→ Description of the task
Using the records that follow, copy every line containing the word "cubos".

→ The input
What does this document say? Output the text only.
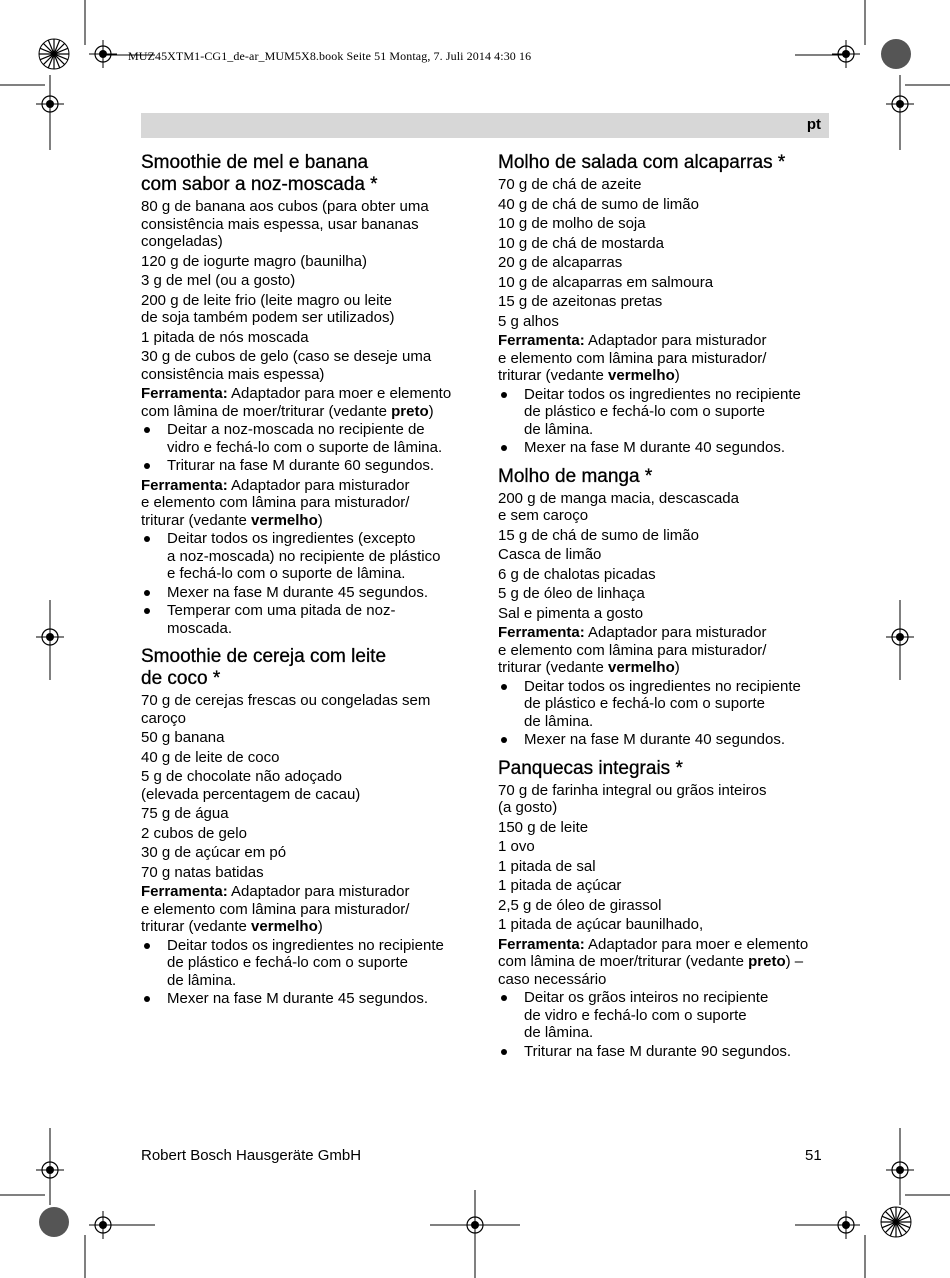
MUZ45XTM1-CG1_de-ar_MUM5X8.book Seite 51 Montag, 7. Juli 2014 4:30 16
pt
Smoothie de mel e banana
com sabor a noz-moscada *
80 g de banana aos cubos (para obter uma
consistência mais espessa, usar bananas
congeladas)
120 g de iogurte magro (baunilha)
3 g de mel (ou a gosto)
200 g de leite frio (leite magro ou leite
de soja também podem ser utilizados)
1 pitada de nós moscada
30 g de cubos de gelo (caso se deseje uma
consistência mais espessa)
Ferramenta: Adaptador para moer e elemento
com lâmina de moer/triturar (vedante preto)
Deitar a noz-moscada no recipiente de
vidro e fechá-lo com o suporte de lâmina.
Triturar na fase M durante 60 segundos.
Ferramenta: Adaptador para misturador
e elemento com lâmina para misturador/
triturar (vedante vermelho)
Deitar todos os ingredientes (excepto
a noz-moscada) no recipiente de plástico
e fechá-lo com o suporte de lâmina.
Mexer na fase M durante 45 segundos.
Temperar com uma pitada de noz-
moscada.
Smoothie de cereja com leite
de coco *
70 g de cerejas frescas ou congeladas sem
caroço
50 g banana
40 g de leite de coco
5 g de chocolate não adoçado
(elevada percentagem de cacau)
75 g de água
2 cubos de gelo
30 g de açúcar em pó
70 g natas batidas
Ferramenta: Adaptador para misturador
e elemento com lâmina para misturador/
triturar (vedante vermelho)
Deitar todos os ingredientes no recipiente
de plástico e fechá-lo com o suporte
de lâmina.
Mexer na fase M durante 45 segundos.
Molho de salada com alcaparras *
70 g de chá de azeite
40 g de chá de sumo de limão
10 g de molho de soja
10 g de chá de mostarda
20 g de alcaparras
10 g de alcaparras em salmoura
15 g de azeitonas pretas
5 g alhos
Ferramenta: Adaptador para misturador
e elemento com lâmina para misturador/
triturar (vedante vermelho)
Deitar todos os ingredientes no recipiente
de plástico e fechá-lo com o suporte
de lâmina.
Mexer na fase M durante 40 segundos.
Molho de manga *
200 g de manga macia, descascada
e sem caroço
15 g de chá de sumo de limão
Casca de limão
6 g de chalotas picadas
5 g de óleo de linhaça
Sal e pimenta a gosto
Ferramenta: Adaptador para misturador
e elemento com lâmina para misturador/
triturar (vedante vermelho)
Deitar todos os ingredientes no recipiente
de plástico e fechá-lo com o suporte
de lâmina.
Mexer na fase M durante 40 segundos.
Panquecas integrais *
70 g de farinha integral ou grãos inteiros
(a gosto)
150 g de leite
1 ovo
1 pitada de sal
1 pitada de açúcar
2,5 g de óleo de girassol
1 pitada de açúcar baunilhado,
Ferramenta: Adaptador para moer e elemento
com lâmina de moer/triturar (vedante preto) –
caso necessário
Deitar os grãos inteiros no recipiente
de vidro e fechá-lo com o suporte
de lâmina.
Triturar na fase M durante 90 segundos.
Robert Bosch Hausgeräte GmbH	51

==

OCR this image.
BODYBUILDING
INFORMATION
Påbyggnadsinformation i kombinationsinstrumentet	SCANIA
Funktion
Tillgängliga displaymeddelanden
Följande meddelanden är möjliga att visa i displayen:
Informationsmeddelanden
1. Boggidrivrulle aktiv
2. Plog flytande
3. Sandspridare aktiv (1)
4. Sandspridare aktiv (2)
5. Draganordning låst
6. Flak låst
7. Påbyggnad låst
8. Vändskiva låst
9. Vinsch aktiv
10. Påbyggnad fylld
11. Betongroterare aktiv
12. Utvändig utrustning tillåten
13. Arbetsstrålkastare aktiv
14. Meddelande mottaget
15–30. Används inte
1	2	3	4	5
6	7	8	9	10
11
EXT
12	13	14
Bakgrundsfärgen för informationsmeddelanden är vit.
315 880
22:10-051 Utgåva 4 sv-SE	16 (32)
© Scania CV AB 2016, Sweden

* * *

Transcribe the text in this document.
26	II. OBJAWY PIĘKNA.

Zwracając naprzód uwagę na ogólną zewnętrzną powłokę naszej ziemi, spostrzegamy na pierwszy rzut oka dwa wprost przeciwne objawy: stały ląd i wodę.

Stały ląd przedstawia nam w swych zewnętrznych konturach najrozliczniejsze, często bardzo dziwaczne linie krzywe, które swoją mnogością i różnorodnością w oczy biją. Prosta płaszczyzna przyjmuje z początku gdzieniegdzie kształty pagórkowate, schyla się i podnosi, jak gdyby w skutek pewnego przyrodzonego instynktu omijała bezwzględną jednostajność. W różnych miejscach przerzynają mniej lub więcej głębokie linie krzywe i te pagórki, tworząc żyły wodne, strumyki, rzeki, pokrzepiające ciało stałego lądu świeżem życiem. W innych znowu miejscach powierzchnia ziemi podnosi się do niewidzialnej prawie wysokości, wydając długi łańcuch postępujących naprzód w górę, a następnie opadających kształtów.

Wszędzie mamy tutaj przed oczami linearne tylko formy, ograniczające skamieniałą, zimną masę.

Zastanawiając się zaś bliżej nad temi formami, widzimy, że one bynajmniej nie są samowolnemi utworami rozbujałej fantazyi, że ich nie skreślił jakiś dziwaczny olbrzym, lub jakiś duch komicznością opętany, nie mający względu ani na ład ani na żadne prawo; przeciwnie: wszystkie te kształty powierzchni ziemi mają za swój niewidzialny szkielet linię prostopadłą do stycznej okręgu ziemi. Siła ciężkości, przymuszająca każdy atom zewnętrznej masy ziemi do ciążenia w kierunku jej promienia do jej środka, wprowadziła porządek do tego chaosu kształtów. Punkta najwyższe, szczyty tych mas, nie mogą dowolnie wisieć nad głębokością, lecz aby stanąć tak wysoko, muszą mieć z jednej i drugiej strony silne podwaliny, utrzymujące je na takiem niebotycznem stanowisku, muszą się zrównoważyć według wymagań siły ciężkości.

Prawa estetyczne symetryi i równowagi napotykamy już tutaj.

→ Result
80 g de banana aos cubos (para obter uma
30 g de cubos de gelo (caso se deseje uma
2 cubos de gelo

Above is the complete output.